Stored dataset items
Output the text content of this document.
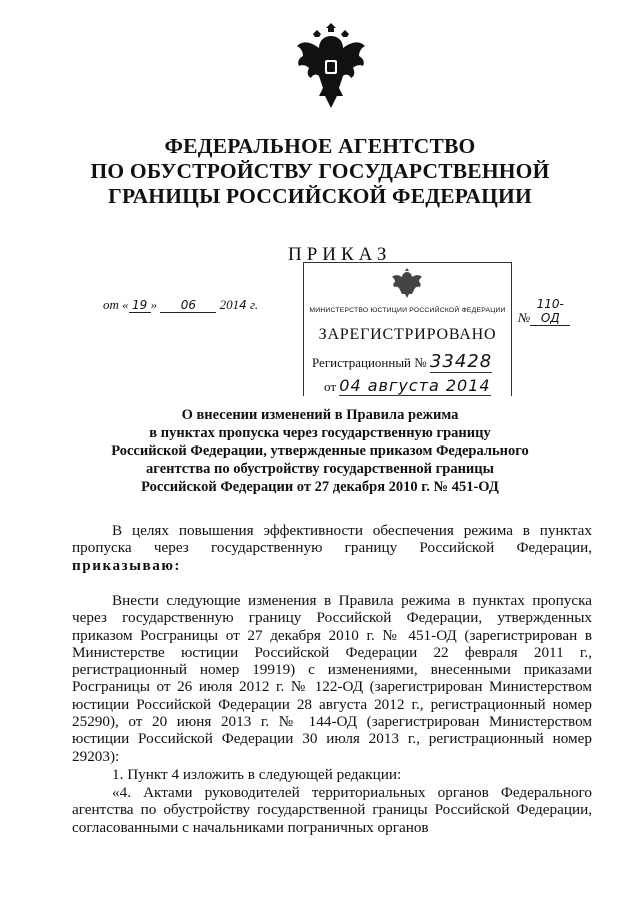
ФЕДЕРАЛЬНОЕ АГЕНТСТВО
ПО ОБУСТРОЙСТВУ ГОСУДАРСТВЕННОЙ
ГРАНИЦЫ РОССИЙСКОЙ ФЕДЕРАЦИИ
ПРИКАЗ
от « 19 » 06 2014 г.
№110-ОД
МИНИСТЕРСТВО ЮСТИЦИИ РОССИЙСКОЙ ФЕДЕРАЦИИ
ЗАРЕГИСТРИРОВАНО
Регистрационный № 33428
от 04 августа 2014
О внесении изменений в Правила режима
в пунктах пропуска через государственную границу
Российской Федерации, утвержденные приказом Федерального
агентства по обустройству государственной границы
Российской Федерации от 27 декабря 2010 г. № 451-ОД
В целях повышения эффективности обеспечения режима в пунктах пропуска через государственную границу Российской Федерации, приказываю:
Внести следующие изменения в Правила режима в пунктах пропуска через государственную границу Российской Федерации, утвержденных приказом Росграницы от 27 декабря 2010 г. № 451-ОД (зарегистрирован в Министерстве юстиции Российской Федерации 22 февраля 2011 г., регистрационный номер 19919) с изменениями, внесенными приказами Росграницы от 26 июля 2012 г. № 122-ОД (зарегистрирован Министерством юстиции Российской Федерации 28 августа 2012 г., регистрационный номер 25290), от 20 июня 2013 г. № 144-ОД (зарегистрирован Министерством юстиции Российской Федерации 30 июля 2013 г., регистрационный номер 29203):
1. Пункт 4 изложить в следующей редакции:
«4. Актами руководителей территориальных органов Федерального агентства по обустройству государственной границы Российской Федерации, согласованными с начальниками пограничных органов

> What the exercise asks
Go through the entries above and print each one exactly, minus the pictures.

> Response for this exercise
Output the text content of this document.
ФЕДЕРАЛЬНОЕ АГЕНТСТВО
ПО ОБУСТРОЙСТВУ ГОСУДАРСТВЕННОЙ
ГРАНИЦЫ РОССИЙСКОЙ ФЕДЕРАЦИИ
ПРИКАЗ
от « 19 » 06 2014 г.
№110-ОД
МИНИСТЕРСТВО ЮСТИЦИИ РОССИЙСКОЙ ФЕДЕРАЦИИ
ЗАРЕГИСТРИРОВАНО
Регистрационный № 33428
от 04 августа 2014
О внесении изменений в Правила режима
в пунктах пропуска через государственную границу
Российской Федерации, утвержденные приказом Федерального
агентства по обустройству государственной границы
Российской Федерации от 27 декабря 2010 г. № 451-ОД
В целях повышения эффективности обеспечения режима в пунктах пропуска через государственную границу Российской Федерации, приказываю:
Внести следующие изменения в Правила режима в пунктах пропуска через государственную границу Российской Федерации, утвержденных приказом Росграницы от 27 декабря 2010 г. № 451-ОД (зарегистрирован в Министерстве юстиции Российской Федерации 22 февраля 2011 г., регистрационный номер 19919) с изменениями, внесенными приказами Росграницы от 26 июля 2012 г. № 122-ОД (зарегистрирован Министерством юстиции Российской Федерации 28 августа 2012 г., регистрационный номер 25290), от 20 июня 2013 г. № 144-ОД (зарегистрирован Министерством юстиции Российской Федерации 30 июля 2013 г., регистрационный номер 29203):
1. Пункт 4 изложить в следующей редакции:
«4. Актами руководителей территориальных органов Федерального агентства по обустройству государственной границы Российской Федерации, согласованными с начальниками пограничных органов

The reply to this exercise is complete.